==== Input material ====
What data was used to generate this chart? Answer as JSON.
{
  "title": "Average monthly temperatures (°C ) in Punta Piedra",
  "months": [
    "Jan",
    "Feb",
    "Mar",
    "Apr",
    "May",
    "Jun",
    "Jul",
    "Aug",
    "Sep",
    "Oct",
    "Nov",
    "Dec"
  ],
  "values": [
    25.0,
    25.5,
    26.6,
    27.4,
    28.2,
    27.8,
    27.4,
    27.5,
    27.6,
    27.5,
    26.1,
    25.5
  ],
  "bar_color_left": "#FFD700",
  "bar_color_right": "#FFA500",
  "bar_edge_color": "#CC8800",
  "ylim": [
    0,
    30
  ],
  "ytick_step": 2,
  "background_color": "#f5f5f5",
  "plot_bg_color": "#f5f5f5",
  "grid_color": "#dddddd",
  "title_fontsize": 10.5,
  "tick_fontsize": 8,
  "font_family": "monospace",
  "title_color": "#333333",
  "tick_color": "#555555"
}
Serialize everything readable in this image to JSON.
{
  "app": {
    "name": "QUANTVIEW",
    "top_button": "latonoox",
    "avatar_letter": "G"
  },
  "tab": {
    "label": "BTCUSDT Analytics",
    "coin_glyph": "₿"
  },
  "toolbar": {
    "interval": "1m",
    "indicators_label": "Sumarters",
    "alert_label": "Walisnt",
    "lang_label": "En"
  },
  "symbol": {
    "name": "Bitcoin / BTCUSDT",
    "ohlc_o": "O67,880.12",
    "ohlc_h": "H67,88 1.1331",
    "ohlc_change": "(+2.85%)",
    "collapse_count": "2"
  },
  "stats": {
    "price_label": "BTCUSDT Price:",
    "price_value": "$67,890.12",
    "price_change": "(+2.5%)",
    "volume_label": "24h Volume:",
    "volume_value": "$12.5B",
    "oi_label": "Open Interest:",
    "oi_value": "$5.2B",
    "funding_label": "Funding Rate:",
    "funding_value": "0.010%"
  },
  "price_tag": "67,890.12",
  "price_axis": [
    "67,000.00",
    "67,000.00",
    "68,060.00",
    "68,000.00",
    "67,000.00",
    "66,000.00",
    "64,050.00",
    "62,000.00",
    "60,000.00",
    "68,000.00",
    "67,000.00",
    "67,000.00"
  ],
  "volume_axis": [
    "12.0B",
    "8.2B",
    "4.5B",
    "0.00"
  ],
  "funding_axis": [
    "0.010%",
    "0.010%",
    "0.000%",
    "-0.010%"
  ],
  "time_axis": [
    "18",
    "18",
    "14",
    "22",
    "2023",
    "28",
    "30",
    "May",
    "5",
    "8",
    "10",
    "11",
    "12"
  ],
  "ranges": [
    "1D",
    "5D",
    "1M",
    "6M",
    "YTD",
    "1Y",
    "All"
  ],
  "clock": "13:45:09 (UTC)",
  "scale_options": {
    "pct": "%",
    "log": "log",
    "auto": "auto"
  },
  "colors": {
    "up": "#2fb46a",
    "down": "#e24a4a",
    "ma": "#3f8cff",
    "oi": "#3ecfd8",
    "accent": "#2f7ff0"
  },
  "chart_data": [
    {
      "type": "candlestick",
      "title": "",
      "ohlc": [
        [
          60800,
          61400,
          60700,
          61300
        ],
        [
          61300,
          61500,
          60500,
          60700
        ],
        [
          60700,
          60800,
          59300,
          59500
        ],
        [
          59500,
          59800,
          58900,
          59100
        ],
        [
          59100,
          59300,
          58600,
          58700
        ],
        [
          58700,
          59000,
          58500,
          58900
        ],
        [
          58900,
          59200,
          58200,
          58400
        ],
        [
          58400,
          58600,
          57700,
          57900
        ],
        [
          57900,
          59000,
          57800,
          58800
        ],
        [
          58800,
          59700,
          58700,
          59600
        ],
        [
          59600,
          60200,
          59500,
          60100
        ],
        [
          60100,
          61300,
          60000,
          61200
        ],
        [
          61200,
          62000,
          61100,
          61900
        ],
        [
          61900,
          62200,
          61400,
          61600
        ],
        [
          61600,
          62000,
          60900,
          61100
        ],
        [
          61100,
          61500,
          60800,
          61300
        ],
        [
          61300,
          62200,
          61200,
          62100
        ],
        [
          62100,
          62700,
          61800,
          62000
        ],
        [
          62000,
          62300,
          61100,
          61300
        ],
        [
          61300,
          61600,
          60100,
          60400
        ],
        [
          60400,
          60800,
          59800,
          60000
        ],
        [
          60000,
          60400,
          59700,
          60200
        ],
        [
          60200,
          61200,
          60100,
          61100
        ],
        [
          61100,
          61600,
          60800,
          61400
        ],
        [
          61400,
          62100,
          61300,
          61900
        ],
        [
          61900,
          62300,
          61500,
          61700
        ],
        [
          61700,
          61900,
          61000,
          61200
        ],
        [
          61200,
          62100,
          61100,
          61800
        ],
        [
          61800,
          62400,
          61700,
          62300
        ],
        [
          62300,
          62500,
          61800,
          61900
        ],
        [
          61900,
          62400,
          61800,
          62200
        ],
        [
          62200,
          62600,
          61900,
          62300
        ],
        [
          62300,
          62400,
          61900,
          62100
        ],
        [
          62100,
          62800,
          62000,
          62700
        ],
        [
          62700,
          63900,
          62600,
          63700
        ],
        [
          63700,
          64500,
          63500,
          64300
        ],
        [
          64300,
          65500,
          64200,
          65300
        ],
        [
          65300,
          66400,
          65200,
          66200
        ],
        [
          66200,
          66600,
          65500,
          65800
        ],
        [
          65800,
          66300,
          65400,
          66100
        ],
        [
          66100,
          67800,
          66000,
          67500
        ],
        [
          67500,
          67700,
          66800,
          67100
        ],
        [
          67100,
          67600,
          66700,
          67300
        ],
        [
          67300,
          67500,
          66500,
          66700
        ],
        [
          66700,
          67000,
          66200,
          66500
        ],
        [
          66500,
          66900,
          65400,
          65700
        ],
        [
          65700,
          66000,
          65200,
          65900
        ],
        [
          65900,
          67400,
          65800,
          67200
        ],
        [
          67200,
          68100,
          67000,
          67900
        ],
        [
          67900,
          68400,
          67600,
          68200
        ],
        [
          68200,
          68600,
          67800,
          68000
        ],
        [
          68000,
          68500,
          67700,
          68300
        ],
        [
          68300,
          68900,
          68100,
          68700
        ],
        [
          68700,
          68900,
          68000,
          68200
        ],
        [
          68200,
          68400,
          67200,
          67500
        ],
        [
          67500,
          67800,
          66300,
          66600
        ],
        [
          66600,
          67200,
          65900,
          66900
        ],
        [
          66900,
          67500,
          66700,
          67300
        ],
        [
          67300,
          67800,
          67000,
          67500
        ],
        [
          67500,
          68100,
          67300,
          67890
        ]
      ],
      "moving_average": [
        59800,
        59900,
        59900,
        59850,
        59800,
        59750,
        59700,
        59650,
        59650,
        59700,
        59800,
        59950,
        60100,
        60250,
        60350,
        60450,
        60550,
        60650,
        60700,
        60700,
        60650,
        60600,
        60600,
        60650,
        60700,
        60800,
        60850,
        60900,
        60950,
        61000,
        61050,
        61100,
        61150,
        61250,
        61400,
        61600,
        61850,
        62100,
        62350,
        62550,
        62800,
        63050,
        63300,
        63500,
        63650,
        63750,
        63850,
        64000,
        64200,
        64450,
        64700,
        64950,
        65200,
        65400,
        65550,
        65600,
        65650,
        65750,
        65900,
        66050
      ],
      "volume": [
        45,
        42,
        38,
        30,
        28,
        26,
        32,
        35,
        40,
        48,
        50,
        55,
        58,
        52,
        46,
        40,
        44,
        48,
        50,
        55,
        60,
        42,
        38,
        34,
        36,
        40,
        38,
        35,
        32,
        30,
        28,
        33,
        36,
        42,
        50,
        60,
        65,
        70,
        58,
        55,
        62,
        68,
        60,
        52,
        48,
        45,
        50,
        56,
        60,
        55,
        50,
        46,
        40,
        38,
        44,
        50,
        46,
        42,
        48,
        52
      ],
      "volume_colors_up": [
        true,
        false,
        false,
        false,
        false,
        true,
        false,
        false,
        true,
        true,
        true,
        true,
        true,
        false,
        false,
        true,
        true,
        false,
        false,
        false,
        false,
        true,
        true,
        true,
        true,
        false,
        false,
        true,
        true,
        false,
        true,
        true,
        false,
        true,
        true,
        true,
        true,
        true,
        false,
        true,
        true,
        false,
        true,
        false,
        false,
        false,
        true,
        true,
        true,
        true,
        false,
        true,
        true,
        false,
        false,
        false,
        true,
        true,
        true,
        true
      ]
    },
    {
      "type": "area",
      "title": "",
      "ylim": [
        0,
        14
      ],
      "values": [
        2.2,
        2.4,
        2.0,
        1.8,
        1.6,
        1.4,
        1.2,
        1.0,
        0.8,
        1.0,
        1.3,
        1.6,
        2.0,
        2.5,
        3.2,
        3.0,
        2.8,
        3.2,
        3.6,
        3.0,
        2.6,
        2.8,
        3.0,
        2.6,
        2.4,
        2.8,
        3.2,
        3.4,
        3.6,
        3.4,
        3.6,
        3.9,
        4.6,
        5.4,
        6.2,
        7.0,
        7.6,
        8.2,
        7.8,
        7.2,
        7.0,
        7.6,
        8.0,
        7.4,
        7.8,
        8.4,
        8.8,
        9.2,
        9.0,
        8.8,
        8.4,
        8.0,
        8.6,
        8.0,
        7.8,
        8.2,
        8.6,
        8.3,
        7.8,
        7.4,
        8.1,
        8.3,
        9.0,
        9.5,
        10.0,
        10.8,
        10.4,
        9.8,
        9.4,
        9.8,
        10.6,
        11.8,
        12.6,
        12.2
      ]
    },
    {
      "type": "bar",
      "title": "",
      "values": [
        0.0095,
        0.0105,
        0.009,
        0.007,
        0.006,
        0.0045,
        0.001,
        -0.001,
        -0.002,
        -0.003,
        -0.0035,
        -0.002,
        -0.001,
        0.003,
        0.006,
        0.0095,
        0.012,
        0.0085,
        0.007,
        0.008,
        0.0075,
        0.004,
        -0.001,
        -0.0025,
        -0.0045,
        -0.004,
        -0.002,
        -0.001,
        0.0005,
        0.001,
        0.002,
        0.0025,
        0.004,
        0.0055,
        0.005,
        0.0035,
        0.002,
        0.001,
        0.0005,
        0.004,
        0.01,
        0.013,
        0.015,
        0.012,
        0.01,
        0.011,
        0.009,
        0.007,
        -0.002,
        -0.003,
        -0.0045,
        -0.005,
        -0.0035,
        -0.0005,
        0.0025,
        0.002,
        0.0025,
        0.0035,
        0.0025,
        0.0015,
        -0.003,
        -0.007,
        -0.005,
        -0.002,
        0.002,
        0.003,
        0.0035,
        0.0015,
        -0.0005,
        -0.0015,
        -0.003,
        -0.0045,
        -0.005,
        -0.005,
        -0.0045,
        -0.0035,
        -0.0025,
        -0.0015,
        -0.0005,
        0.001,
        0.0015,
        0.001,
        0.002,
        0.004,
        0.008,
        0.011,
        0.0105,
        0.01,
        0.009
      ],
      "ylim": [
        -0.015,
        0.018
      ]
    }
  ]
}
====
[What this task involves]: Search the listing above for the string "BTCUSDT". Copy every line that contains it.

[Reply to the task]:
    "label": "BTCUSDT Analytics",
    "name": "Bitcoin / BTCUSDT",
    "price_label": "BTCUSDT Price:",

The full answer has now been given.